What you need to do: Reproduce without any change the lines from the one containing "x-tick-label: 1961-1970 [425, 595, 486, 652]" through the one containing "y-tick-label: 0 [25, 557, 38, 581]", including both.

########################################

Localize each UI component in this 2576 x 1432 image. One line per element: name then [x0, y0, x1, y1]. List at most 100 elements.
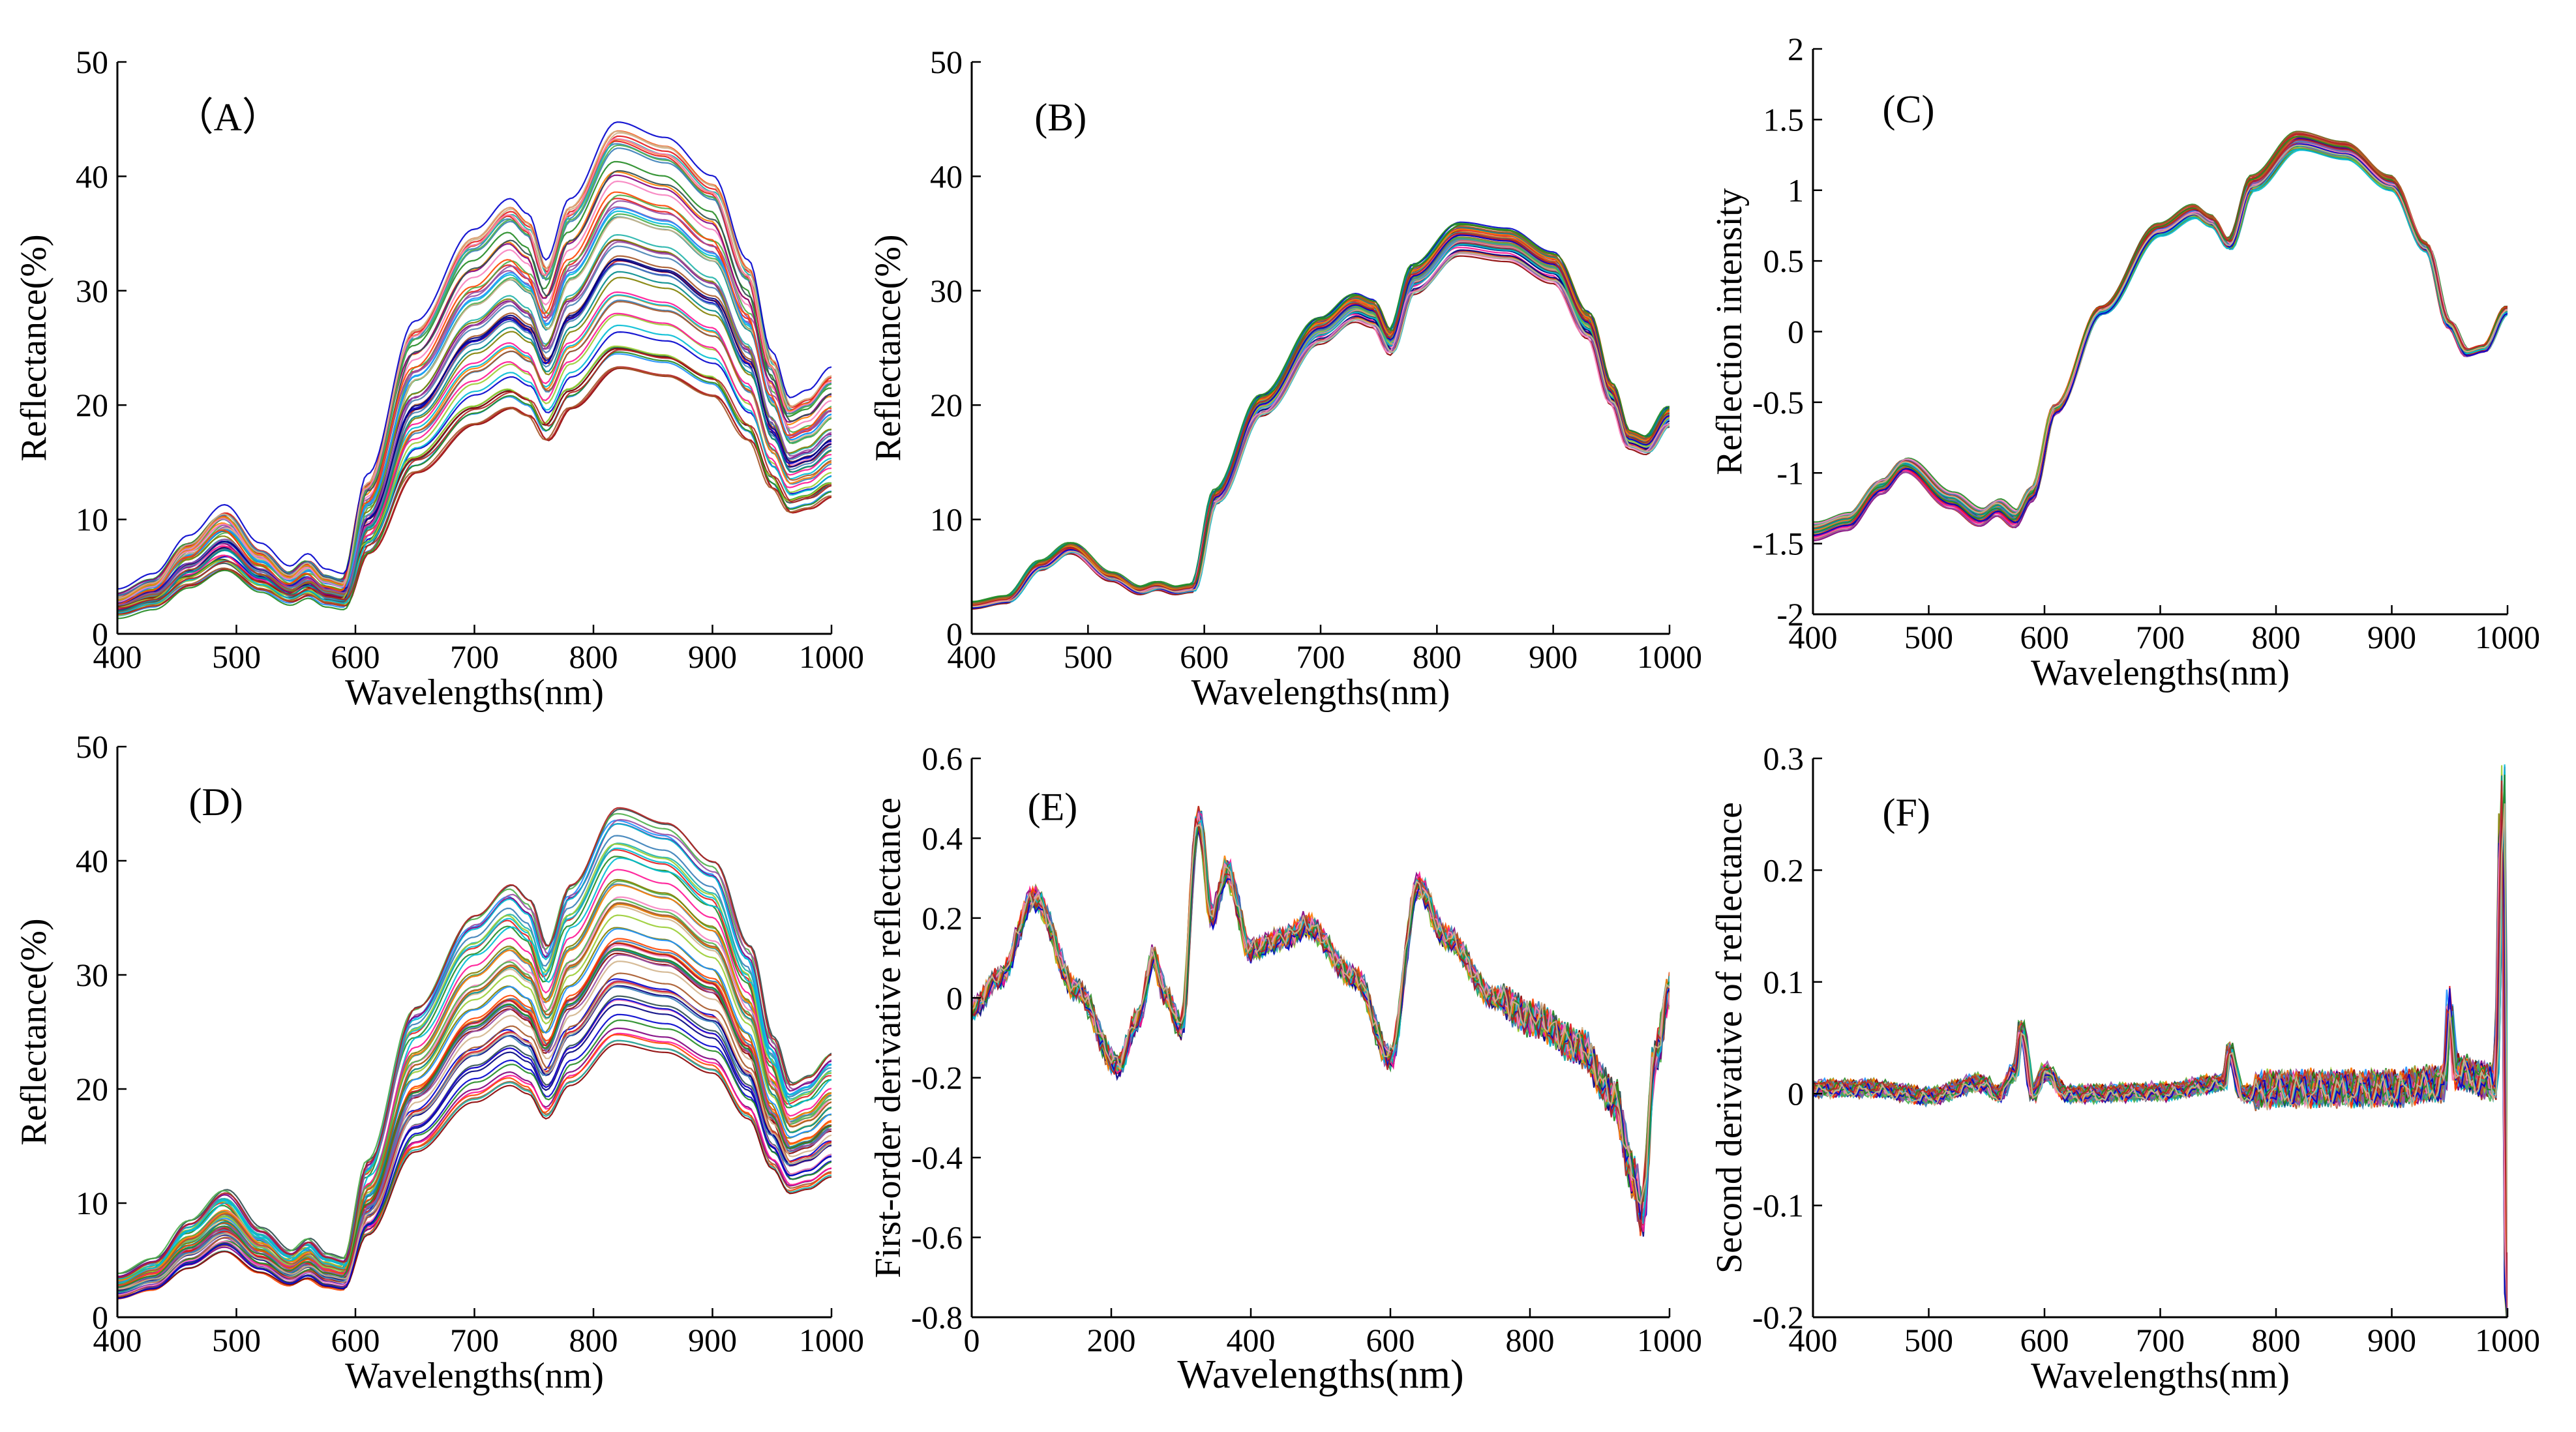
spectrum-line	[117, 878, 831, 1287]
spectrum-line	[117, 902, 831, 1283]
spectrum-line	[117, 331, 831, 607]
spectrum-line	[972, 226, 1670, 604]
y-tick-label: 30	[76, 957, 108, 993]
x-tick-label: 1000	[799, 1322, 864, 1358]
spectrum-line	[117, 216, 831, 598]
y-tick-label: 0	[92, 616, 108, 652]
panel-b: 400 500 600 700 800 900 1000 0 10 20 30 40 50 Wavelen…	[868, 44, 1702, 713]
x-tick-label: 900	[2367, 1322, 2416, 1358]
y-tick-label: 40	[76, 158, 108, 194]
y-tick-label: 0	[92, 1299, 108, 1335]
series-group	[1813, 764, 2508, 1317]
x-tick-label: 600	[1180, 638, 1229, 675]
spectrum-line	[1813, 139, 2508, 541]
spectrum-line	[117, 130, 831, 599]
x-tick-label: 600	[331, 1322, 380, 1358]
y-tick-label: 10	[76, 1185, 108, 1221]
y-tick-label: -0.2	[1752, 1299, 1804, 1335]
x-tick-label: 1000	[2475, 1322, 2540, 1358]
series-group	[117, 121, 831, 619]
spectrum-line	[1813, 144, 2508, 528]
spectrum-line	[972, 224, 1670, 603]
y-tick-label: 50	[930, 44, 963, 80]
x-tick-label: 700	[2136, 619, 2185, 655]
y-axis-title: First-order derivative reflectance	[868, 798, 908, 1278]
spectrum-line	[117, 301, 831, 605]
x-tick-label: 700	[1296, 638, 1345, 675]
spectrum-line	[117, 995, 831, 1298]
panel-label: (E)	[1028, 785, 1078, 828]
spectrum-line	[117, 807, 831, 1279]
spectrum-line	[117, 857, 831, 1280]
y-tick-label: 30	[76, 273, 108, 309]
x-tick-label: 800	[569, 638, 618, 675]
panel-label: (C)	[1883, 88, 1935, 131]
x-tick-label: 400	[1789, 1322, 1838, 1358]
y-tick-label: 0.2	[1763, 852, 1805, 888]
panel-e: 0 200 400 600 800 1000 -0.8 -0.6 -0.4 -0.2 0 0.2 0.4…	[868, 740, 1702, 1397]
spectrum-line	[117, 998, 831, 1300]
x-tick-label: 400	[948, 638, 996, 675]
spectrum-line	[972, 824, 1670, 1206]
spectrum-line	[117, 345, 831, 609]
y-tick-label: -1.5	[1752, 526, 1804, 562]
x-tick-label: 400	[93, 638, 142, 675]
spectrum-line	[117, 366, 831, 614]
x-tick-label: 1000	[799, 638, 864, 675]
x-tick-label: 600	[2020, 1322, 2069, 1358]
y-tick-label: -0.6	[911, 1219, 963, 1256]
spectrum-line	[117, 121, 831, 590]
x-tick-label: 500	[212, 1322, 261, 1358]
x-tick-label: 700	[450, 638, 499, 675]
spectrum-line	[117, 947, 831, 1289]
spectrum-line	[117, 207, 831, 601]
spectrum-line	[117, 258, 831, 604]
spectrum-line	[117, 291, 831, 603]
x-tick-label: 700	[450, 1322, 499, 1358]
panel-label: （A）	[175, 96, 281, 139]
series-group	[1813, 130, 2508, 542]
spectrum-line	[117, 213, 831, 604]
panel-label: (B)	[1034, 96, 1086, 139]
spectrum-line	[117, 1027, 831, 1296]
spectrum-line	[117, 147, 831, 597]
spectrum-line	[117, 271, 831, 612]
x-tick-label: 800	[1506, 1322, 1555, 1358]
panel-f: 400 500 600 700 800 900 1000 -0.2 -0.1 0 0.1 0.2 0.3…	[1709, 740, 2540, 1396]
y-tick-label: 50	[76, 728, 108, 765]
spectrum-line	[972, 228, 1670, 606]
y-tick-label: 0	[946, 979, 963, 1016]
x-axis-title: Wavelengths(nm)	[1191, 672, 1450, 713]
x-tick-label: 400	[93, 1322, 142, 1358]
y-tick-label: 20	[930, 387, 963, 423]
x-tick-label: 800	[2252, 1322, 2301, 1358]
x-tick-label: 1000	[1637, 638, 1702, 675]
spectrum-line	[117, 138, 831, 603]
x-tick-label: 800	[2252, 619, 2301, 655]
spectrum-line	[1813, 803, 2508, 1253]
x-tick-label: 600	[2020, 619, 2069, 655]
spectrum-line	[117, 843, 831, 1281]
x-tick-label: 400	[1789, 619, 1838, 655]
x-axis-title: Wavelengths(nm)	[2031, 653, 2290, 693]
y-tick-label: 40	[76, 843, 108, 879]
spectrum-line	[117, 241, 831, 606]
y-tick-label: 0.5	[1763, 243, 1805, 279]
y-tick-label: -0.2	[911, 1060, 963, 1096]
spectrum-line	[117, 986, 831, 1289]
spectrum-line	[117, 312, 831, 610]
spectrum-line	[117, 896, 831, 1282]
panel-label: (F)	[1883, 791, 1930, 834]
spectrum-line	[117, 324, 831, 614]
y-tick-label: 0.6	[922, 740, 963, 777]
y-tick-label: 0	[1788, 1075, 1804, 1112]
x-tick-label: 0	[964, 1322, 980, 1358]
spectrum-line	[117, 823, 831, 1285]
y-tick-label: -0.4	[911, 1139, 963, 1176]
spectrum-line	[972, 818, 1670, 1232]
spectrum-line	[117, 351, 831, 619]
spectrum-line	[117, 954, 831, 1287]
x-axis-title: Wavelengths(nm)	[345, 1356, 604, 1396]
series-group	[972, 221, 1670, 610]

########################################

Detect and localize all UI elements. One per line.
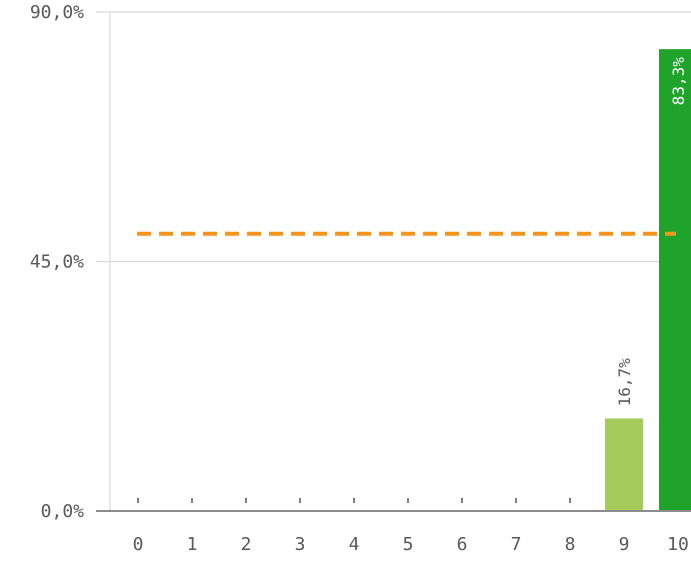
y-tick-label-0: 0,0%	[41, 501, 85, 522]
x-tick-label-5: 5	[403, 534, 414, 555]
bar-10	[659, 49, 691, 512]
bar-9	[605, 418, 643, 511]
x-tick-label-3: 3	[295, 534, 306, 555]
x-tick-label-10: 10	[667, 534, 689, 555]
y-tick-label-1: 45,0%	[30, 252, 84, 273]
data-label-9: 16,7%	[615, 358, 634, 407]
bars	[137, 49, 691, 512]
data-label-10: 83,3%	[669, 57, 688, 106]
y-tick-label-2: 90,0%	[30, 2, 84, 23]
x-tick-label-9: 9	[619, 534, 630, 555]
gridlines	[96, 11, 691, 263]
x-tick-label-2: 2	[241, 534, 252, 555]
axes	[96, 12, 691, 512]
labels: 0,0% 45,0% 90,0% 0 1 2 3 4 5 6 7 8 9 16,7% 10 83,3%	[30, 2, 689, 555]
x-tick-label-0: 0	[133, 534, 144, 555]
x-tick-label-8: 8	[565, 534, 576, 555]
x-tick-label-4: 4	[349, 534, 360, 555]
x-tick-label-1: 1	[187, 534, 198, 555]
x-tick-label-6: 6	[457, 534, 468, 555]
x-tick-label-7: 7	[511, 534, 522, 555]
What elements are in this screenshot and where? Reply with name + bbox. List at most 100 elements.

########################################

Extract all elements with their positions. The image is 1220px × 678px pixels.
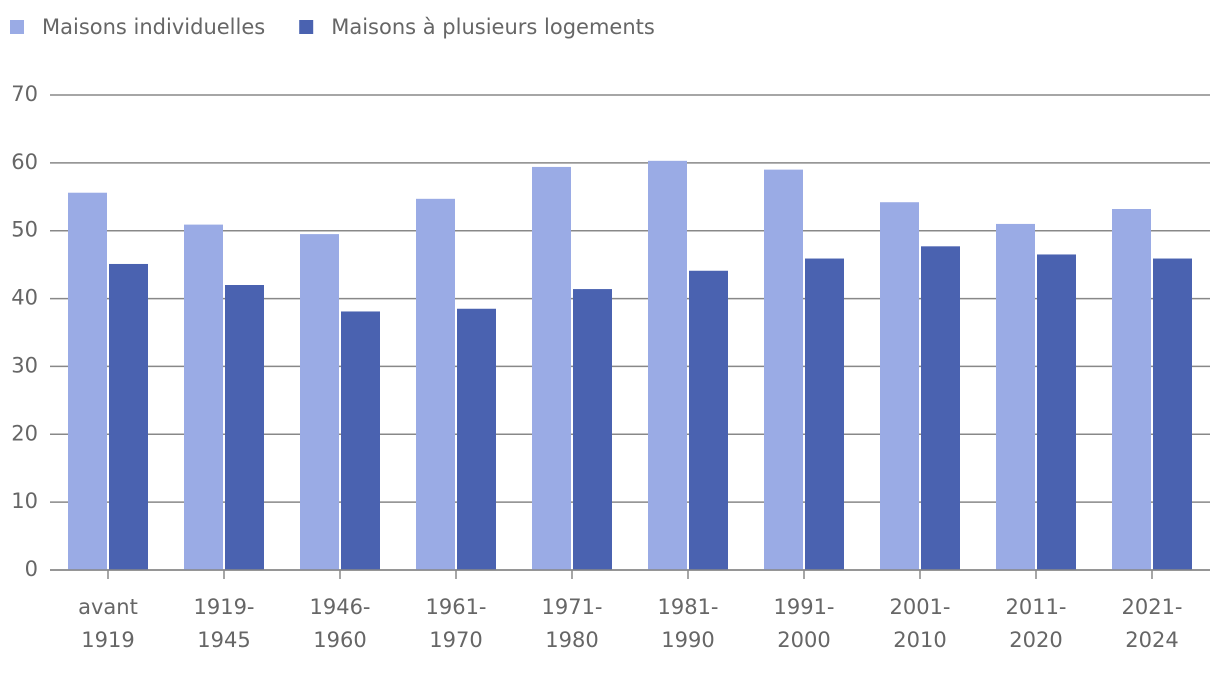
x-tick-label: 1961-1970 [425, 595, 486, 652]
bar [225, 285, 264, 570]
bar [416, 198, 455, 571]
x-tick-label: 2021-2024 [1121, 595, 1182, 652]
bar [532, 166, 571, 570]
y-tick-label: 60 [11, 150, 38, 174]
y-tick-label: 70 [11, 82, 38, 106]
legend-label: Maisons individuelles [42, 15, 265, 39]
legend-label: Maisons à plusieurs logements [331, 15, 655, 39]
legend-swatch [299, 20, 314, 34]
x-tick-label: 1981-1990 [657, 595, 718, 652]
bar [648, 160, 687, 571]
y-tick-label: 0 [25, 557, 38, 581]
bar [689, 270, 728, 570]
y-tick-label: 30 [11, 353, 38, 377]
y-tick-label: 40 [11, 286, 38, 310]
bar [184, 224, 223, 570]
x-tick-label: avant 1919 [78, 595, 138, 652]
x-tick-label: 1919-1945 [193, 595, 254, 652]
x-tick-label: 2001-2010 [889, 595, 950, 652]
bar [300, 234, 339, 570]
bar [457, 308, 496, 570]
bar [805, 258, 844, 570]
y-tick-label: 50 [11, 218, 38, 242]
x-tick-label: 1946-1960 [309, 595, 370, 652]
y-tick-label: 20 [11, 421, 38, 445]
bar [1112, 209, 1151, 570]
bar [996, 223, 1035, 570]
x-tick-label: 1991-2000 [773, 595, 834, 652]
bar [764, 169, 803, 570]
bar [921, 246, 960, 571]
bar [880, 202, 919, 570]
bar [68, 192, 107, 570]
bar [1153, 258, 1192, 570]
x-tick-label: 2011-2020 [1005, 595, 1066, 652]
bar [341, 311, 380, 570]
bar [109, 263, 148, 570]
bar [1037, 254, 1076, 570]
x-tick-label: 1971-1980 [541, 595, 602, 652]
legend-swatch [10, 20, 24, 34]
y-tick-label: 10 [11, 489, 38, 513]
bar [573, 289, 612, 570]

########################################

Answer to this exercise:
x-tick-label: 1961-1970 [425, 595, 486, 652]
bar [225, 285, 264, 570]
bar [416, 198, 455, 571]
x-tick-label: 2021-2024 [1121, 595, 1182, 652]
bar [532, 166, 571, 570]
y-tick-label: 60 [11, 150, 38, 174]
y-tick-label: 70 [11, 82, 38, 106]
legend-label: Maisons individuelles [42, 15, 265, 39]
legend-label: Maisons à plusieurs logements [331, 15, 655, 39]
legend-swatch [299, 20, 314, 34]
x-tick-label: 1981-1990 [657, 595, 718, 652]
bar [648, 160, 687, 571]
y-tick-label: 0 [25, 557, 38, 581]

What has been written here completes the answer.